_Provided records_
....................

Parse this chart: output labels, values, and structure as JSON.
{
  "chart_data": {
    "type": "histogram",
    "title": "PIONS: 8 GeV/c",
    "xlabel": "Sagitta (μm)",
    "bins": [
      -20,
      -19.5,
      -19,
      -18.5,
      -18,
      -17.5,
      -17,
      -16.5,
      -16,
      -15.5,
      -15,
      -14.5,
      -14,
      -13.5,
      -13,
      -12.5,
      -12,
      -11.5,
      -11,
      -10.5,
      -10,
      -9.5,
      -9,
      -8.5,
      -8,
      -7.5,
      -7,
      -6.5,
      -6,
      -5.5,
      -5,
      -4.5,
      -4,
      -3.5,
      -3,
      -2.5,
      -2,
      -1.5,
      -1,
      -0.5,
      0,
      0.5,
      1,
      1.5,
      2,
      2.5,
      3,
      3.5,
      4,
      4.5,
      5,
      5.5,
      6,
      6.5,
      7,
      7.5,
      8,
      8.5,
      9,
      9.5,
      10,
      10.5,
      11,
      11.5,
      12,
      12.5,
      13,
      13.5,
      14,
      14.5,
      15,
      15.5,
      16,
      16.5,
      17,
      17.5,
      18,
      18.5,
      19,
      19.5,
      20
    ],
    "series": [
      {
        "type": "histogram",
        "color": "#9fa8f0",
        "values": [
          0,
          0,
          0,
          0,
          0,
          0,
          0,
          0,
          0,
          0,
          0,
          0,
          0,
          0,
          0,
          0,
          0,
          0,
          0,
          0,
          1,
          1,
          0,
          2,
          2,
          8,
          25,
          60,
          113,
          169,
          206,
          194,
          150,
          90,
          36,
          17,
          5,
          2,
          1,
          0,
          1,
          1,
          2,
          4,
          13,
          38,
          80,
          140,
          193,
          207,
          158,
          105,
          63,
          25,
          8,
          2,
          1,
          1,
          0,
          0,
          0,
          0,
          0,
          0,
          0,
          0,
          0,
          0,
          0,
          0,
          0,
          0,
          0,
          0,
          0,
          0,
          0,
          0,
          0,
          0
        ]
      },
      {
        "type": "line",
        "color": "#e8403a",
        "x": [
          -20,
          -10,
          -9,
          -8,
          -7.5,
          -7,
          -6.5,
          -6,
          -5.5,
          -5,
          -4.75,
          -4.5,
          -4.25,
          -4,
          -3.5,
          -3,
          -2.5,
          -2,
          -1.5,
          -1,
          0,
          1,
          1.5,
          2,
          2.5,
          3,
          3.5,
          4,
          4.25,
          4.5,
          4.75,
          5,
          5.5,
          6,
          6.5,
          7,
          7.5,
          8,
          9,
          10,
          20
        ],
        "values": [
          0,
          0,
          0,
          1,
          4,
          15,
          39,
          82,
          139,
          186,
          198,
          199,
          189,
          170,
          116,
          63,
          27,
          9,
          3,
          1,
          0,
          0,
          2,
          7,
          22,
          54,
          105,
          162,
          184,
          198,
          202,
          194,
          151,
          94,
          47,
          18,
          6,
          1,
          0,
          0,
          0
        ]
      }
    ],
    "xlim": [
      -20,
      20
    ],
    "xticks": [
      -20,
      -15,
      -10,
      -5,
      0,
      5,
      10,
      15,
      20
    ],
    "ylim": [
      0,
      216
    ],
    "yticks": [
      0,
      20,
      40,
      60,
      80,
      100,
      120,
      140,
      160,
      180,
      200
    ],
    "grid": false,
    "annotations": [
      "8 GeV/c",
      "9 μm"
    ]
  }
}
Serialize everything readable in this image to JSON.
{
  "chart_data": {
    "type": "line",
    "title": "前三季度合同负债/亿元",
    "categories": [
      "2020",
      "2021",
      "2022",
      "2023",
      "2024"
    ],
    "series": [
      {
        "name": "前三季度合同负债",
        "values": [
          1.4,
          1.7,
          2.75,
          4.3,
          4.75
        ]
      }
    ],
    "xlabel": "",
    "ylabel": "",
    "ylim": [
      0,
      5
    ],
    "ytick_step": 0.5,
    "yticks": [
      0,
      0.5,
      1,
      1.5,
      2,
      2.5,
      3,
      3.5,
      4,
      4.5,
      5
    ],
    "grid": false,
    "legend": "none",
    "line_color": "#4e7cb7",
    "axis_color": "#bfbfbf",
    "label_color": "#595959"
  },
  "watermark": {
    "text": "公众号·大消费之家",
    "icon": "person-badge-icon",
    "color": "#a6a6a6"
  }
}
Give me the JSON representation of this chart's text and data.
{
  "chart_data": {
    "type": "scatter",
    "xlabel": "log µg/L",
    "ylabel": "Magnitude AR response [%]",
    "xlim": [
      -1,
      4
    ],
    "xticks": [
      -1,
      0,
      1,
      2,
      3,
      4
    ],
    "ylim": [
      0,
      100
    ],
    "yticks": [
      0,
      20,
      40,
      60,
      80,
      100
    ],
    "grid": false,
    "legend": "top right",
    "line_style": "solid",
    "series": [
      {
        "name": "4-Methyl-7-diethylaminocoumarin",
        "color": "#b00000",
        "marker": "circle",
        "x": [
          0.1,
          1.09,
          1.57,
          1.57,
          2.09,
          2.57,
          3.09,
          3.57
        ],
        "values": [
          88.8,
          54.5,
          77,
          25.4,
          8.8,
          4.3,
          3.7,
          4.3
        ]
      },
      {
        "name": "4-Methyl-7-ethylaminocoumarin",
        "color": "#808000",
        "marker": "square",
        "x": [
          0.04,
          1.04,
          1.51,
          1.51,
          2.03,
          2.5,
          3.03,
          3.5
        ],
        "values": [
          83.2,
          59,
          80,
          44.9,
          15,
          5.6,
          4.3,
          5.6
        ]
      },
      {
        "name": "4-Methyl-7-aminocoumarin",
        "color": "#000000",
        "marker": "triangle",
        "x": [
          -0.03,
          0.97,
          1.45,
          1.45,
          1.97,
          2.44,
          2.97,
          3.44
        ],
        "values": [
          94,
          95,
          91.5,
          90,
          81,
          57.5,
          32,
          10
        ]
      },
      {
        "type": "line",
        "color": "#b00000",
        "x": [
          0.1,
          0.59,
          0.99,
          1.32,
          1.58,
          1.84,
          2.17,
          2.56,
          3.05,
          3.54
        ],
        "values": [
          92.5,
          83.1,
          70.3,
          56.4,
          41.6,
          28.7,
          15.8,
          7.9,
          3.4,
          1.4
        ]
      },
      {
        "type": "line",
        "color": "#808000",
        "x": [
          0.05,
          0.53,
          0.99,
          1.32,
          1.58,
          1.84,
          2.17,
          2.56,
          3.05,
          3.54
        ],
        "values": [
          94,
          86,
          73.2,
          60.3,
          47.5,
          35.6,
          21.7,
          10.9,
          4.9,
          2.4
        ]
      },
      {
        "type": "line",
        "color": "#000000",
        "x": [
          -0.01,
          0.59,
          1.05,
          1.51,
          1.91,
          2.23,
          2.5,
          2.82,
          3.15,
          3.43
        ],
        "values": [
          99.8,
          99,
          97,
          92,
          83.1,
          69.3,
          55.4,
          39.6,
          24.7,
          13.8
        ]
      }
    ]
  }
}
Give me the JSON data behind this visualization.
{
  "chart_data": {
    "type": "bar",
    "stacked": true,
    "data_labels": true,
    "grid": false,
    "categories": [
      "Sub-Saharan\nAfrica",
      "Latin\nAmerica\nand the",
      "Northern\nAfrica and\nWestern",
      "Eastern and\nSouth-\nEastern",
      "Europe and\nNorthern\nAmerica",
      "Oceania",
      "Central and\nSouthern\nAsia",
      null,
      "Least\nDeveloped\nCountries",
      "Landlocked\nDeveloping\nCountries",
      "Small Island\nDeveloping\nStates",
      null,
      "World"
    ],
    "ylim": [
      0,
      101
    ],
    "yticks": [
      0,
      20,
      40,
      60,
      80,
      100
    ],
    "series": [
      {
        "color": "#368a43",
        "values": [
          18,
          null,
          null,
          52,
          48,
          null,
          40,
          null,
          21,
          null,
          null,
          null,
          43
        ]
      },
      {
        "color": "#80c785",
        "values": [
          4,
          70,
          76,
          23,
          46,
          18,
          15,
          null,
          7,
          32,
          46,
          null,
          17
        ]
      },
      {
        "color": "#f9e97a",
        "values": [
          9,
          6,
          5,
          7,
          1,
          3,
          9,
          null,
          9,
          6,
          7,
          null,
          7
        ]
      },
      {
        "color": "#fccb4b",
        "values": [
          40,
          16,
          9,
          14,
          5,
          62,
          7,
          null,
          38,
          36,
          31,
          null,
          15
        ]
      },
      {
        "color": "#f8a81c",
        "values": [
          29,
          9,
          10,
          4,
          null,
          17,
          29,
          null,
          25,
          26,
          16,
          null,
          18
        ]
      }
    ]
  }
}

....................

_Directive_
Show the lines of the material that contain the word "title".

_Exercise solution_
    "title": "PIONS: 8 GeV/c",
    "title": "前三季度合同负债/亿元",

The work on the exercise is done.